== DATASET CONTENT ==
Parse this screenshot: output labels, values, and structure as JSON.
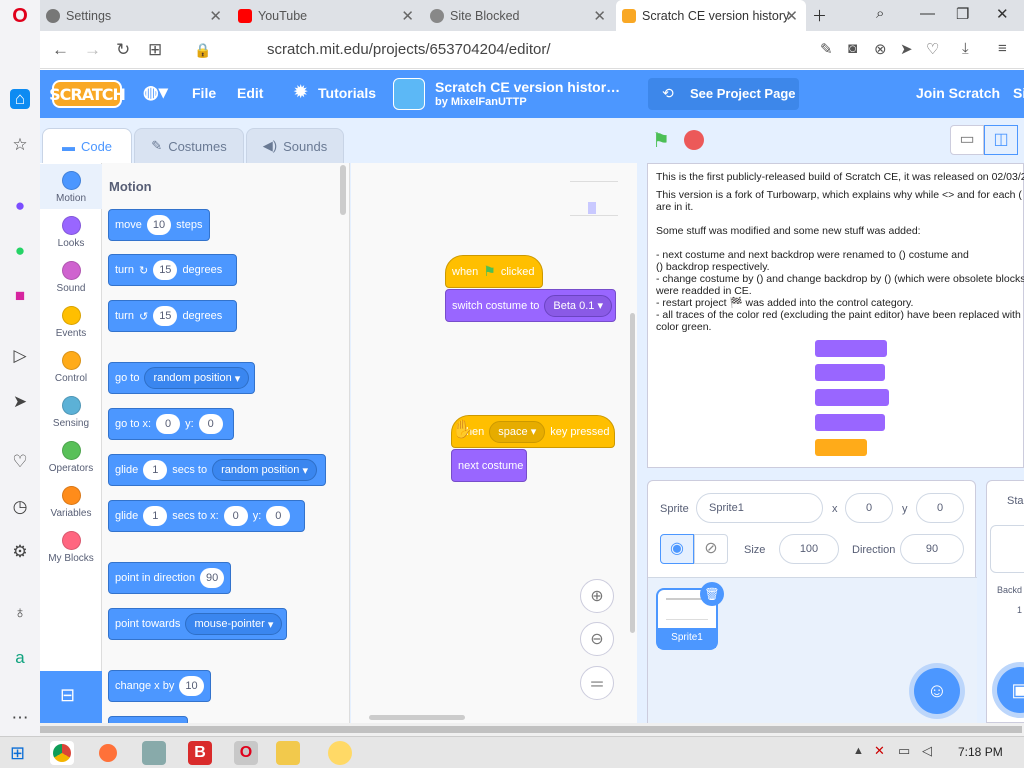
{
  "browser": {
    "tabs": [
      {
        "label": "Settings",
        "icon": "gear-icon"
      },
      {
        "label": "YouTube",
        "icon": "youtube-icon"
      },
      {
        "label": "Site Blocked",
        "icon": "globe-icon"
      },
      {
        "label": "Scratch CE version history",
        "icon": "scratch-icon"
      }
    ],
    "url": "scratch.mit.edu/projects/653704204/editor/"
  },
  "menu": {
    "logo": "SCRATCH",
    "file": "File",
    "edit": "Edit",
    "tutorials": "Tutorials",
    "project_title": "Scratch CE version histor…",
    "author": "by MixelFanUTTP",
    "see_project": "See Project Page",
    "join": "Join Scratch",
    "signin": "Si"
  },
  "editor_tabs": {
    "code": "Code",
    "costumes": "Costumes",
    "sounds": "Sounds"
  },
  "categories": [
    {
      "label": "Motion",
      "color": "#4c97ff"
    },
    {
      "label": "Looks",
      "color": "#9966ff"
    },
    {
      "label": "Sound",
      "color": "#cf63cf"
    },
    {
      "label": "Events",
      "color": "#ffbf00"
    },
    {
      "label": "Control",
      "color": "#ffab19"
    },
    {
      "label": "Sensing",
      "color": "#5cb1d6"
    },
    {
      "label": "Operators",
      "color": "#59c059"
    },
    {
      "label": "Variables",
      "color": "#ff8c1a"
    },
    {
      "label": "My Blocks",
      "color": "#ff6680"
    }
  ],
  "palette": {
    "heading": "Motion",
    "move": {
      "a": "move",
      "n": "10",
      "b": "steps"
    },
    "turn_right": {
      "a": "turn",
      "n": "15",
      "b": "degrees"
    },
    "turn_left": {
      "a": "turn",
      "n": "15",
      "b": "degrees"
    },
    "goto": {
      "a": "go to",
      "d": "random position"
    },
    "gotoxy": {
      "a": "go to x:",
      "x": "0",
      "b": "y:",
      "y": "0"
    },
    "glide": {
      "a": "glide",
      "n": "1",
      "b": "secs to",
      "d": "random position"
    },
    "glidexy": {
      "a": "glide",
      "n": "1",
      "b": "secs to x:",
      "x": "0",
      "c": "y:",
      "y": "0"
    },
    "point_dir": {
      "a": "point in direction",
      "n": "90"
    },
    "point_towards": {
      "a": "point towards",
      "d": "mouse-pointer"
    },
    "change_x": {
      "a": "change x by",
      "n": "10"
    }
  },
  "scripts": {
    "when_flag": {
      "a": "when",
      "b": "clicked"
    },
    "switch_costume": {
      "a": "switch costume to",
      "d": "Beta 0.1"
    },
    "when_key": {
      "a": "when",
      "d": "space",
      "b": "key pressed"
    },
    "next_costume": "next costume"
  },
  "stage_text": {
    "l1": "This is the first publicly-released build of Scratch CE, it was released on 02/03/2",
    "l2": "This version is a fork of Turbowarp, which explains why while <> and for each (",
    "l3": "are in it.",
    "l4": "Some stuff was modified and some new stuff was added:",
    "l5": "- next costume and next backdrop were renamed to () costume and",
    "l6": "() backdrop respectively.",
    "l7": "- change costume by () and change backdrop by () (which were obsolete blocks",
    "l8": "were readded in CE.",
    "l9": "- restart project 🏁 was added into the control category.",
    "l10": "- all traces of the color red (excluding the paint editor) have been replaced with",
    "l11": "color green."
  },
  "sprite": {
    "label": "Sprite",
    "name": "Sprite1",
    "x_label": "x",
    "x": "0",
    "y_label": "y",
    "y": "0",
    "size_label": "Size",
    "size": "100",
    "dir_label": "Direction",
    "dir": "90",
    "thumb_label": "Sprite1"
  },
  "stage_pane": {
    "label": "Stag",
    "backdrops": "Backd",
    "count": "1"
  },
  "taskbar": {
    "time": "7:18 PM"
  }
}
===
== DATASET CONTENT ==
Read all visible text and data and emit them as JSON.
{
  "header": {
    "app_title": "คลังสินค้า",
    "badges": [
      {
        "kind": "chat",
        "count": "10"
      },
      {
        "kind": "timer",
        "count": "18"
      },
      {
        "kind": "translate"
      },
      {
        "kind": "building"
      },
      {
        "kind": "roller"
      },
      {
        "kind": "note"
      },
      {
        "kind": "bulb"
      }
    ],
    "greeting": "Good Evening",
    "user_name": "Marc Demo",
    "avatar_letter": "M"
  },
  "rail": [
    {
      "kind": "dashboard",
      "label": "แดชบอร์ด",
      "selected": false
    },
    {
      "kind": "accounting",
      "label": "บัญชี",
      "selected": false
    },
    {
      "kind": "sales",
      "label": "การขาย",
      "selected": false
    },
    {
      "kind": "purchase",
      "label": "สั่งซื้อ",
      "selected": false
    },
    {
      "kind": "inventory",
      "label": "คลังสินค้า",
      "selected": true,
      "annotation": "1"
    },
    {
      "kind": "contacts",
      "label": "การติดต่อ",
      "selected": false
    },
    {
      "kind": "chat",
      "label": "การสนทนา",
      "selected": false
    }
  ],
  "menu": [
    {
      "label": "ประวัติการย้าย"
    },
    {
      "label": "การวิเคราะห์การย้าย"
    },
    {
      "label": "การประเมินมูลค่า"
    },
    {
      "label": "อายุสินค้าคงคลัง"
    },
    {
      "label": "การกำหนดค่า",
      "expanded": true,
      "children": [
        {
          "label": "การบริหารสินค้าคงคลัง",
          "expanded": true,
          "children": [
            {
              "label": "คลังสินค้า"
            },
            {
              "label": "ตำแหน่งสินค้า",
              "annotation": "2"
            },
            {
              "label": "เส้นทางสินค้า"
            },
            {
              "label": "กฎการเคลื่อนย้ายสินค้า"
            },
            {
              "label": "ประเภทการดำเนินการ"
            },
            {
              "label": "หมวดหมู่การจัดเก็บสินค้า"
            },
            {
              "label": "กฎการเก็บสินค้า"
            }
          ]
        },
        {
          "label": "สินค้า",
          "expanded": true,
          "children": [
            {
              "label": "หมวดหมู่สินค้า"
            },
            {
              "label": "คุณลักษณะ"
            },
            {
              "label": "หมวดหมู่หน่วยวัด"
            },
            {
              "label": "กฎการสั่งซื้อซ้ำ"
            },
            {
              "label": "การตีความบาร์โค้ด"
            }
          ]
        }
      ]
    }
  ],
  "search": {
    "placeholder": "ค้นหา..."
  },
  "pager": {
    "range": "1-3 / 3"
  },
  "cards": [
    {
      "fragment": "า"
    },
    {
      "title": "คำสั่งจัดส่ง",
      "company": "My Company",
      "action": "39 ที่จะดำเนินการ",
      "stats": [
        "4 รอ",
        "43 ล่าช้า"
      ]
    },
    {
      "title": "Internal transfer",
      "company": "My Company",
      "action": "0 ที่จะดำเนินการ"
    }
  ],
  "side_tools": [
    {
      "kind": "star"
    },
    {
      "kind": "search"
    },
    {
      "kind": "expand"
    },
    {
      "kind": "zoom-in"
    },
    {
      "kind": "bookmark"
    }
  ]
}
===
• [WHAT YOU ARE ASKED TO DO]
Indicate how many lines of the material contain the string "color", giving the number and nothing more.

• [RESULT BELOW]
11